* BEGIN *

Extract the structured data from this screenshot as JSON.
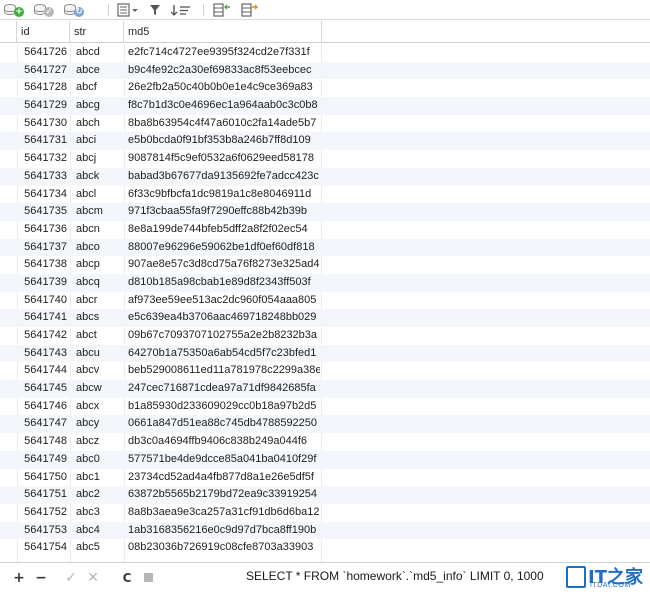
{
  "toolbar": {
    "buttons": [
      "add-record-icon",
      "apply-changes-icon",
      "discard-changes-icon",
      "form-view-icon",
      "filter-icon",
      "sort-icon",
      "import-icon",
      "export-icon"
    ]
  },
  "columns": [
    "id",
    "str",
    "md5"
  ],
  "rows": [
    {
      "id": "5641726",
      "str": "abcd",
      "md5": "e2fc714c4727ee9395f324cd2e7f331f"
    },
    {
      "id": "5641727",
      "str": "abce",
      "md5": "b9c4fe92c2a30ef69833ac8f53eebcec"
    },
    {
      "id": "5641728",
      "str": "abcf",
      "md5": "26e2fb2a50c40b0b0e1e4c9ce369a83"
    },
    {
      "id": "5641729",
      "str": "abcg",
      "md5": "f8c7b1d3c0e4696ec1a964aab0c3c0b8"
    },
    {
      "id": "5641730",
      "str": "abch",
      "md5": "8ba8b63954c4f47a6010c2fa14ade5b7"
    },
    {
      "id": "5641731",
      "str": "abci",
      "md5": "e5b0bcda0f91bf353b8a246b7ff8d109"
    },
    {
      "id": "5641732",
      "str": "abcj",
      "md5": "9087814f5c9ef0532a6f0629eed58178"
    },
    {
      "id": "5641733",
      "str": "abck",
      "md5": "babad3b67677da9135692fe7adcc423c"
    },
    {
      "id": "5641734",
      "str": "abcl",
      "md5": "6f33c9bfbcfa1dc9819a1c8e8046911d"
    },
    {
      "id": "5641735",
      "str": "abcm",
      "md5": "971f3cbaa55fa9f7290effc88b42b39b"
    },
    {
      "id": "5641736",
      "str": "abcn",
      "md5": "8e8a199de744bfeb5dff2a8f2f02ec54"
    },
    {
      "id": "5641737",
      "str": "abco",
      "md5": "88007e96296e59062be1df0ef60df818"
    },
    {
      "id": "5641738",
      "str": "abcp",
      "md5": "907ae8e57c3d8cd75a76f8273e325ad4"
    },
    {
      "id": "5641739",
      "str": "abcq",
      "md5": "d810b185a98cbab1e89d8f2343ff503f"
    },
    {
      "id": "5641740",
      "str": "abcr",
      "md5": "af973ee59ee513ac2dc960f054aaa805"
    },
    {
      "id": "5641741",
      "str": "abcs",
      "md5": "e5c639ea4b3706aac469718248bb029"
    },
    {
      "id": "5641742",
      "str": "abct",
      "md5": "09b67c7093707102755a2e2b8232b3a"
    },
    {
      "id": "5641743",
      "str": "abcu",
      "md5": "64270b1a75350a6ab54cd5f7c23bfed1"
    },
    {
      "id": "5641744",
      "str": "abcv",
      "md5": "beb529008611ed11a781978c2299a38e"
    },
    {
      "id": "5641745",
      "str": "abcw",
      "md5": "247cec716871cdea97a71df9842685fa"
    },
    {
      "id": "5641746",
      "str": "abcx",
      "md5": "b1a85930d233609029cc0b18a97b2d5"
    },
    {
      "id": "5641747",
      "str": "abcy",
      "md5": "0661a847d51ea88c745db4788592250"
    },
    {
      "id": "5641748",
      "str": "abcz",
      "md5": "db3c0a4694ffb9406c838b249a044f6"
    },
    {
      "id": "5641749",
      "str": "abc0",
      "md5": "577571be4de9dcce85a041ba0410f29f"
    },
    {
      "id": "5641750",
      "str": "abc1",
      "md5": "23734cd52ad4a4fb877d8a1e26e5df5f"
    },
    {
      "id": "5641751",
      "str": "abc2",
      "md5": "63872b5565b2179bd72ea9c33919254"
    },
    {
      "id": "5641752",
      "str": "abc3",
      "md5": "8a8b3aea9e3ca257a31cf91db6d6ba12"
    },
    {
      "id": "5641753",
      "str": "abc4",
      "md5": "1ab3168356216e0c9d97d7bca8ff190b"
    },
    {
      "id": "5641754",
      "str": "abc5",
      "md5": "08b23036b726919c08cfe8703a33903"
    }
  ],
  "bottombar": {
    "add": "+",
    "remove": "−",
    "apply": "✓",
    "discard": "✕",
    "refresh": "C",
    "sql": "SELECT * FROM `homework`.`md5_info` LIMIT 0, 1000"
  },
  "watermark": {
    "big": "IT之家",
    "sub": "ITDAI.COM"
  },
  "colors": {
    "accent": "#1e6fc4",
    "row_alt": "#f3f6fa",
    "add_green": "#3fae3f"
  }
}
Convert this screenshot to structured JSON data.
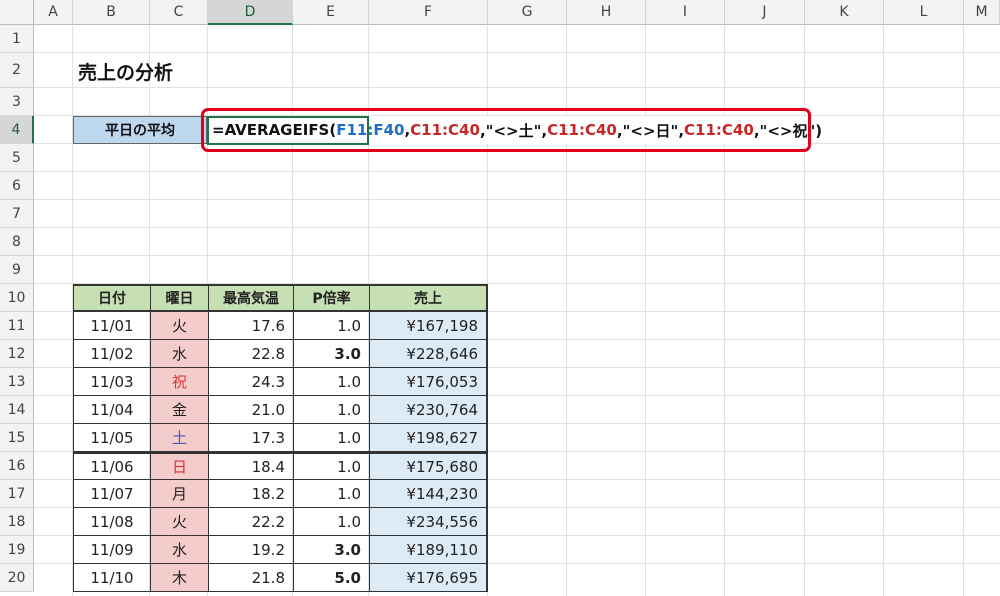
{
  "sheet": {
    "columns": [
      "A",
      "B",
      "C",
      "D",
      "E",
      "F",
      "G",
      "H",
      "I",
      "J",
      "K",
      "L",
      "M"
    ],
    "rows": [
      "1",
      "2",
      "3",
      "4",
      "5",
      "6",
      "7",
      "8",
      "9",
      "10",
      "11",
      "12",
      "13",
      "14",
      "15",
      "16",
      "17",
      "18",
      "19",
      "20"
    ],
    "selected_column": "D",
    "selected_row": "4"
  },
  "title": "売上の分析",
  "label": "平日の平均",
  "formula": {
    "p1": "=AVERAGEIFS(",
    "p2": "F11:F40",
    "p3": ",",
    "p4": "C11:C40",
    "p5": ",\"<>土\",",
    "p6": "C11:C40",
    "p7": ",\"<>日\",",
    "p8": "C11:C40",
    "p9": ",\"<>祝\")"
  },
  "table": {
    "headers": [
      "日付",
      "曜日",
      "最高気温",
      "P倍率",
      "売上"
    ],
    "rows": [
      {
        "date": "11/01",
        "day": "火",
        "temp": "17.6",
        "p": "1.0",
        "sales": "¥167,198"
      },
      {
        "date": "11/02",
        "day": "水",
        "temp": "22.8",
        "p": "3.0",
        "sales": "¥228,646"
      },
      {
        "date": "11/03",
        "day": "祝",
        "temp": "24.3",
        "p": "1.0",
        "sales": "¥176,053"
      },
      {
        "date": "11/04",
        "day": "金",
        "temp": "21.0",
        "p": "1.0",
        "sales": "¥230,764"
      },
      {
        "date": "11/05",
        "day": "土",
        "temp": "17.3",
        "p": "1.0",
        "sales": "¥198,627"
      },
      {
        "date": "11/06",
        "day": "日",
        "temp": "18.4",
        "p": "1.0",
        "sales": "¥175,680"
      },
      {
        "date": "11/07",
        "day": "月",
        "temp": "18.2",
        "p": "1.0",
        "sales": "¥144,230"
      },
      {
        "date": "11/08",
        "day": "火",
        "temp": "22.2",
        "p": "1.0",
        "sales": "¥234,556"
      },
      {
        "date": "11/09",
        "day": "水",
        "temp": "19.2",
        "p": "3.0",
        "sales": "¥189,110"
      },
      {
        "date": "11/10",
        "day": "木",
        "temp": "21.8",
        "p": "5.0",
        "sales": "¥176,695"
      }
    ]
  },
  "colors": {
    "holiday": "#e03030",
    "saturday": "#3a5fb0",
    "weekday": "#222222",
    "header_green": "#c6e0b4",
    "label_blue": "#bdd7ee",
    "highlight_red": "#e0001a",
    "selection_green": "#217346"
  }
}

* END *

### What this task involves
Pull out all lines containing "structured".

### Exercise solution
Extract the structured data from this screenshot as JSON.
Convert this screenshot to structured JSON data.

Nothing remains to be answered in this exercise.